GIVEN EXERCISE – Take the data that follows and retype it word for word.

Records from a collection
+---+

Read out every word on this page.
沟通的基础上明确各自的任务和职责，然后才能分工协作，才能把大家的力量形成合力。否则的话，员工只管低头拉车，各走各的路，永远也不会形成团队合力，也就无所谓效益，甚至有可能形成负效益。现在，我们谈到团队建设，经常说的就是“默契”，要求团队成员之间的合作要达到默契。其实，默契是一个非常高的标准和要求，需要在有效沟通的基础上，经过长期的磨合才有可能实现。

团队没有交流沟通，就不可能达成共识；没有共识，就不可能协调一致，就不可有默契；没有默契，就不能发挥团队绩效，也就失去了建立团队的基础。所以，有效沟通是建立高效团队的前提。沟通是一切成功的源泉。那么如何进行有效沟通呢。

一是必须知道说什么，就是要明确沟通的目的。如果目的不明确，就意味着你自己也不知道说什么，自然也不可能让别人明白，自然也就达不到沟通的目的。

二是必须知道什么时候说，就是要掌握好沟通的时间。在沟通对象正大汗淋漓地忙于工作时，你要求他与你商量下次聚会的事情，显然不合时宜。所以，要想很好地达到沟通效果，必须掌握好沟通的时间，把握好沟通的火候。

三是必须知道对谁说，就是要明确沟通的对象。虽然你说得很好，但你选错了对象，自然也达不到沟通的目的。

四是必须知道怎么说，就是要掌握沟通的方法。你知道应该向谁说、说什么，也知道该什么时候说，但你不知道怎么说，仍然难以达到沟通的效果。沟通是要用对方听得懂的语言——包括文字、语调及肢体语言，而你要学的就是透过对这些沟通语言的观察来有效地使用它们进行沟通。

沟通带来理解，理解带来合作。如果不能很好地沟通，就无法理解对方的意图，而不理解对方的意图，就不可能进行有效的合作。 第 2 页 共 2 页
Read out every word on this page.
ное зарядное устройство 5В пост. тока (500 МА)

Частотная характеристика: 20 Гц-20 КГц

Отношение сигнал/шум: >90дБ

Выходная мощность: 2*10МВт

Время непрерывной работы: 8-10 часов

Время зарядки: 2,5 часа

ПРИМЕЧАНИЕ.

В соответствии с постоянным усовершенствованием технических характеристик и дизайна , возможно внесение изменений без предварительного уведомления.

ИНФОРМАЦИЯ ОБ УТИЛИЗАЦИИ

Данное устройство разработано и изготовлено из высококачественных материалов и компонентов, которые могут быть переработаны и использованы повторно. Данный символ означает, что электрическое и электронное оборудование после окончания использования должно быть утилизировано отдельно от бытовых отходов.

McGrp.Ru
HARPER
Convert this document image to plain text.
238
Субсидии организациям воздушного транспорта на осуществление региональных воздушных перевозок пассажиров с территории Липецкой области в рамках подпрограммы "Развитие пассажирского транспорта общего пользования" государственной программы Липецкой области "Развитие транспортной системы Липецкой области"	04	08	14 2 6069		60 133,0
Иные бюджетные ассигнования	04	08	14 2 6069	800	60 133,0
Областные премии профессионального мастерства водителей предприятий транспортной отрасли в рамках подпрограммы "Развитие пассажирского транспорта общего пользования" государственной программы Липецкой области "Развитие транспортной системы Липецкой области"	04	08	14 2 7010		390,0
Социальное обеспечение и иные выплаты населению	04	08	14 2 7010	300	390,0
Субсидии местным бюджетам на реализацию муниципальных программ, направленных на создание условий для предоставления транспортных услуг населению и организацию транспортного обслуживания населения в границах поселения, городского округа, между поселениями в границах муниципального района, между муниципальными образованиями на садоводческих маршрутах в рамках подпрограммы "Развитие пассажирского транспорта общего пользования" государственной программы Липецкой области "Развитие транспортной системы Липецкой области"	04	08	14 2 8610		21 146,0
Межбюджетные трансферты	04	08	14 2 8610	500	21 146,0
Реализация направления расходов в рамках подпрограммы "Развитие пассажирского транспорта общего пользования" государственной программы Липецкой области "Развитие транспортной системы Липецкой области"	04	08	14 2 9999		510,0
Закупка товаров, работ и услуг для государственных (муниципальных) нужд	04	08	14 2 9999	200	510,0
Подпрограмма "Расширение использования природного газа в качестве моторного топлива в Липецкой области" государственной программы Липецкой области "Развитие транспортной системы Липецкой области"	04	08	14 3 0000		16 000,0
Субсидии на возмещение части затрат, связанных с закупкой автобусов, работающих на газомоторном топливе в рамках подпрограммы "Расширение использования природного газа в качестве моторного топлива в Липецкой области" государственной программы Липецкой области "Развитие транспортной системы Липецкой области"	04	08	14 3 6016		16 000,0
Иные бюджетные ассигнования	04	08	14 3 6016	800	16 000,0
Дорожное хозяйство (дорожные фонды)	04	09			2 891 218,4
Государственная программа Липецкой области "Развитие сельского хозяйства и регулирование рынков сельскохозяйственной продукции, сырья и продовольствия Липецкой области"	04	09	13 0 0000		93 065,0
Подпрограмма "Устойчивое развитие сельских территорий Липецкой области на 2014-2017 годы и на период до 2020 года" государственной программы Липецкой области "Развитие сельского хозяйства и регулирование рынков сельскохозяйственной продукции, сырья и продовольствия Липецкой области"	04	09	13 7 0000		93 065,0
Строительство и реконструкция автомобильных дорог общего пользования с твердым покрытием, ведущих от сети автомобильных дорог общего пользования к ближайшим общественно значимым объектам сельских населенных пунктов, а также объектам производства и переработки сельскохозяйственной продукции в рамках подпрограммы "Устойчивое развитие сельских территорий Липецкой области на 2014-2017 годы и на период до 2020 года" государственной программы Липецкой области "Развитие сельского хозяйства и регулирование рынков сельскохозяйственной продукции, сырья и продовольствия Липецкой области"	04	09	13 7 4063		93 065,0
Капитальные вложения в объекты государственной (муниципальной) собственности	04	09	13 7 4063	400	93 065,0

+---+

FINISHED ANSWER –
Read out every word on this page.
沟通的基础上明确各自的任务和职责，然后才能分工协作，才能把大家的力量形成合力。否则的话，员工只管低头拉车，各走各的路，永远也不会形成团队合力，也就无所谓效益，甚至有可能形成负效益。现在，我们谈到团队建设，经常说的就是“默契”，要求团队成员之间的合作要达到默契。其实，默契是一个非常高的标准和要求，需要在有效沟通的基础上，经过长期的磨合才有可能实现。

团队没有交流沟通，就不可能达成共识；没有共识，就不可能协调一致，就不可有默契；没有默契，就不能发挥团队绩效，也就失去了建立团队的基础。所以，有效沟通是建立高效团队的前提。沟通是一切成功的源泉。那么如何进行有效沟通呢。

一是必须知道说什么，就是要明确沟通的目的。如果目的不明确，就意味着你自己也不知道说什么，自然也不可能让别人明白，自然也就达不到沟通的目的。

二是必须知道什么时候说，就是要掌握好沟通的时间。在沟通对象正大汗淋漓地忙于工作时，你要求他与你商量下次聚会的事情，显然不合时宜。所以，要想很好地达到沟通效果，必须掌握好沟通的时间，把握好沟通的火候。

三是必须知道对谁说，就是要明确沟通的对象。虽然你说得很好，但你选错了对象，自然也达不到沟通的目的。

四是必须知道怎么说，就是要掌握沟通的方法。你知道应该向谁说、说什么，也知道该什么时候说，但你不知道怎么说，仍然难以达到沟通的效果。沟通是要用对方听得懂的语言——包括文字、语调及肢体语言，而你要学的就是透过对这些沟通语言的观察来有效地使用它们进行沟通。

沟通带来理解，理解带来合作。如果不能很好地沟通，就无法理解对方的意图，而不理解对方的意图，就不可能进行有效的合作。 第 2 页 共 2 页
Read out every word on this page.
ное зарядное устройство 5В пост. тока (500 МА)

Частотная характеристика: 20 Гц-20 КГц

Отношение сигнал/шум: >90дБ

Выходная мощность: 2*10МВт

Время непрерывной работы: 8-10 часов

Время зарядки: 2,5 часа

ПРИМЕЧАНИЕ.

В соответствии с постоянным усовершенствованием технических характеристик и дизайна , возможно внесение изменений без предварительного уведомления.

ИНФОРМАЦИЯ ОБ УТИЛИЗАЦИИ

Данное устройство разработано и изготовлено из высококачественных материалов и компонентов, которые могут быть переработаны и использованы повторно. Данный символ означает, что электрическое и электронное оборудование после окончания использования должно быть утилизировано отдельно от бытовых отходов.

McGrp.Ru
HARPER
Convert this document image to plain text.
238
Субсидии организациям воздушного транспорта на осуществление региональных воздушных перевозок пассажиров с территории Липецкой области в рамках подпрограммы "Развитие пассажирского транспорта общего пользования" государственной программы Липецкой области "Развитие транспортной системы Липецкой области"	04	08	14 2 6069		60 133,0
Иные бюджетные ассигнования	04	08	14 2 6069	800	60 133,0
Областные премии профессионального мастерства водителей предприятий транспортной отрасли в рамках подпрограммы "Развитие пассажирского транспорта общего пользования" государственной программы Липецкой области "Развитие транспортной системы Липецкой области"	04	08	14 2 7010		390,0
Социальное обеспечение и иные выплаты населению	04	08	14 2 7010	300	390,0
Субсидии местным бюджетам на реализацию муниципальных программ, направленных на создание условий для предоставления транспортных услуг населению и организацию транспортного обслуживания населения в границах поселения, городского округа, между поселениями в границах муниципального района, между муниципальными образованиями на садоводческих маршрутах в рамках подпрограммы "Развитие пассажирского транспорта общего пользования" государственной программы Липецкой области "Развитие транспортной системы Липецкой области"	04	08	14 2 8610		21 146,0
Межбюджетные трансферты	04	08	14 2 8610	500	21 146,0
Реализация направления расходов в рамках подпрограммы "Развитие пассажирского транспорта общего пользования" государственной программы Липецкой области "Развитие транспортной системы Липецкой области"	04	08	14 2 9999		510,0
Закупка товаров, работ и услуг для государственных (муниципальных) нужд	04	08	14 2 9999	200	510,0
Подпрограмма "Расширение использования природного газа в качестве моторного топлива в Липецкой области" государственной программы Липецкой области "Развитие транспортной системы Липецкой области"	04	08	14 3 0000		16 000,0
Субсидии на возмещение части затрат, связанных с закупкой автобусов, работающих на газомоторном топливе в рамках подпрограммы "Расширение использования природного газа в качестве моторного топлива в Липецкой области" государственной программы Липецкой области "Развитие транспортной системы Липецкой области"	04	08	14 3 6016		16 000,0
Иные бюджетные ассигнования	04	08	14 3 6016	800	16 000,0
Дорожное хозяйство (дорожные фонды)	04	09			2 891 218,4
Государственная программа Липецкой области "Развитие сельского хозяйства и регулирование рынков сельскохозяйственной продукции, сырья и продовольствия Липецкой области"	04	09	13 0 0000		93 065,0
Подпрограмма "Устойчивое развитие сельских территорий Липецкой области на 2014-2017 годы и на период до 2020 года" государственной программы Липецкой области "Развитие сельского хозяйства и регулирование рынков сельскохозяйственной продукции, сырья и продовольствия Липецкой области"	04	09	13 7 0000		93 065,0
Строительство и реконструкция автомобильных дорог общего пользования с твердым покрытием, ведущих от сети автомобильных дорог общего пользования к ближайшим общественно значимым объектам сельских населенных пунктов, а также объектам производства и переработки сельскохозяйственной продукции в рамках подпрограммы "Устойчивое развитие сельских территорий Липецкой области на 2014-2017 годы и на период до 2020 года" государственной программы Липецкой области "Развитие сельского хозяйства и регулирование рынков сельскохозяйственной продукции, сырья и продовольствия Липецкой области"	04	09	13 7 4063		93 065,0
Капитальные вложения в объекты государственной (муниципальной) собственности	04	09	13 7 4063	400	93 065,0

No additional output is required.